──────── Material to process ────────

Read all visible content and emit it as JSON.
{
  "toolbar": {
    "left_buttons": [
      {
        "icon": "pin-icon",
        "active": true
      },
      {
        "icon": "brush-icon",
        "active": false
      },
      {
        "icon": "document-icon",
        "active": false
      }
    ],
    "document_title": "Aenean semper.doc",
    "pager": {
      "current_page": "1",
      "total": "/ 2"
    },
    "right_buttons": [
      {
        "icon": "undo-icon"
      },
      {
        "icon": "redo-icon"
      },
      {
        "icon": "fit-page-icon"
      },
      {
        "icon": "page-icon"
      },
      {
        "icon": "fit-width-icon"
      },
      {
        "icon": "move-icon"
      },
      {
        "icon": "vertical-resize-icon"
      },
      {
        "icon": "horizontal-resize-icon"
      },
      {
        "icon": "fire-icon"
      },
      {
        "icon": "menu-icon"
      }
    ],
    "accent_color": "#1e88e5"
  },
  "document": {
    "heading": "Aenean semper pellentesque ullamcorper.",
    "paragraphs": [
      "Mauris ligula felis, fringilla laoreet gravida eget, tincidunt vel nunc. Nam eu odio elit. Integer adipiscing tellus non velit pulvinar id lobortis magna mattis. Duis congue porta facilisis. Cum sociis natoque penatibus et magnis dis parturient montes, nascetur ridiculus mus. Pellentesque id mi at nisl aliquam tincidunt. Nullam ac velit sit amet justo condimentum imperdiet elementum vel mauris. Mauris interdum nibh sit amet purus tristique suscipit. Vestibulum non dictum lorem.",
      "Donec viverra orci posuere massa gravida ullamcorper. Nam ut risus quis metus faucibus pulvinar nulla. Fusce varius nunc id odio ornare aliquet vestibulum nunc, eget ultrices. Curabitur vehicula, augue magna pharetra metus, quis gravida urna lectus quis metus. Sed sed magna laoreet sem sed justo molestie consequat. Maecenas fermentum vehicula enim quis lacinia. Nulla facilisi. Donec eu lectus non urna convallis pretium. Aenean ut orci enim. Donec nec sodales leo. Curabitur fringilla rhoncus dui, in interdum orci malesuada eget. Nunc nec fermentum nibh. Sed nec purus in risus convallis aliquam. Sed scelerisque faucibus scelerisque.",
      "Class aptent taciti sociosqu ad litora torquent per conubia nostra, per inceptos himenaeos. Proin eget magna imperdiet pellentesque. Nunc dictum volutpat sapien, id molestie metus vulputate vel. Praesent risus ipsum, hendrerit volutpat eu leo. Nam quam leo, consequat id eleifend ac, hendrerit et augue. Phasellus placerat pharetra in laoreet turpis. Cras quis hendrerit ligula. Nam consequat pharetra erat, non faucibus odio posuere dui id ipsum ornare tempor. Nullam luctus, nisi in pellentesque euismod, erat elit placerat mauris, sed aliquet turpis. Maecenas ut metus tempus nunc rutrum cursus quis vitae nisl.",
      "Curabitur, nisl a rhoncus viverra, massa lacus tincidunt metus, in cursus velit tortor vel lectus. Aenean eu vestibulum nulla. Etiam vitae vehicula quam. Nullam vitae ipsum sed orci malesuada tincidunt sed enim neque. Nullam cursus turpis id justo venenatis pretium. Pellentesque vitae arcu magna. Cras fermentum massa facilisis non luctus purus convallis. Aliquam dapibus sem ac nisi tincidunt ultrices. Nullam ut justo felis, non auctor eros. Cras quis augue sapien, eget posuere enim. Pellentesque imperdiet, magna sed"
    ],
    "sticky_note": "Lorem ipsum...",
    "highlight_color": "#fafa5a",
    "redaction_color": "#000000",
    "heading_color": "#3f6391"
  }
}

────────

● **Instructions to follow**
Copy out each line above, character for character.

● **Result of the exercise**
Read all visible content and emit it as JSON.
{
  "toolbar": {
    "left_buttons": [
      {
        "icon": "pin-icon",
        "active": true
      },
      {
        "icon": "brush-icon",
        "active": false
      },
      {
        "icon": "document-icon",
        "active": false
      }
    ],
    "document_title": "Aenean semper.doc",
    "pager": {
      "current_page": "1",
      "total": "/ 2"
    },
    "right_buttons": [
      {
        "icon": "undo-icon"
      },
      {
        "icon": "redo-icon"
      },
      {
        "icon": "fit-page-icon"
      },
      {
        "icon": "page-icon"
      },
      {
        "icon": "fit-width-icon"
      },
      {
        "icon": "move-icon"
      },
      {
        "icon": "vertical-resize-icon"
      },
      {
        "icon": "horizontal-resize-icon"
      },
      {
        "icon": "fire-icon"
      },
      {
        "icon": "menu-icon"
      }
    ],
    "accent_color": "#1e88e5"
  },
  "document": {
    "heading": "Aenean semper pellentesque ullamcorper.",
    "paragraphs": [
      "Mauris ligula felis, fringilla laoreet gravida eget, tincidunt vel nunc. Nam eu odio elit. Integer adipiscing tellus non velit pulvinar id lobortis magna mattis. Duis congue porta facilisis. Cum sociis natoque penatibus et magnis dis parturient montes, nascetur ridiculus mus. Pellentesque id mi at nisl aliquam tincidunt. Nullam ac velit sit amet justo condimentum imperdiet elementum vel mauris. Mauris interdum nibh sit amet purus tristique suscipit. Vestibulum non dictum lorem.",
      "Donec viverra orci posuere massa gravida ullamcorper. Nam ut risus quis metus faucibus pulvinar nulla. Fusce varius nunc id odio ornare aliquet vestibulum nunc, eget ultrices. Curabitur vehicula, augue magna pharetra metus, quis gravida urna lectus quis metus. Sed sed magna laoreet sem sed justo molestie consequat. Maecenas fermentum vehicula enim quis lacinia. Nulla facilisi. Donec eu lectus non urna convallis pretium. Aenean ut orci enim. Donec nec sodales leo. Curabitur fringilla rhoncus dui, in interdum orci malesuada eget. Nunc nec fermentum nibh. Sed nec purus in risus convallis aliquam. Sed scelerisque faucibus scelerisque.",
      "Class aptent taciti sociosqu ad litora torquent per conubia nostra, per inceptos himenaeos. Proin eget magna imperdiet pellentesque. Nunc dictum volutpat sapien, id molestie metus vulputate vel. Praesent risus ipsum, hendrerit volutpat eu leo. Nam quam leo, consequat id eleifend ac, hendrerit et augue. Phasellus placerat pharetra in laoreet turpis. Cras quis hendrerit ligula. Nam consequat pharetra erat, non faucibus odio posuere dui id ipsum ornare tempor. Nullam luctus, nisi in pellentesque euismod, erat elit placerat mauris, sed aliquet turpis. Maecenas ut metus tempus nunc rutrum cursus quis vitae nisl.",
      "Curabitur, nisl a rhoncus viverra, massa lacus tincidunt metus, in cursus velit tortor vel lectus. Aenean eu vestibulum nulla. Etiam vitae vehicula quam. Nullam vitae ipsum sed orci malesuada tincidunt sed enim neque. Nullam cursus turpis id justo venenatis pretium. Pellentesque vitae arcu magna. Cras fermentum massa facilisis non luctus purus convallis. Aliquam dapibus sem ac nisi tincidunt ultrices. Nullam ut justo felis, non auctor eros. Cras quis augue sapien, eget posuere enim. Pellentesque imperdiet, magna sed"
    ],
    "sticky_note": "Lorem ipsum...",
    "highlight_color": "#fafa5a",
    "redaction_color": "#000000",
    "heading_color": "#3f6391"
  }
}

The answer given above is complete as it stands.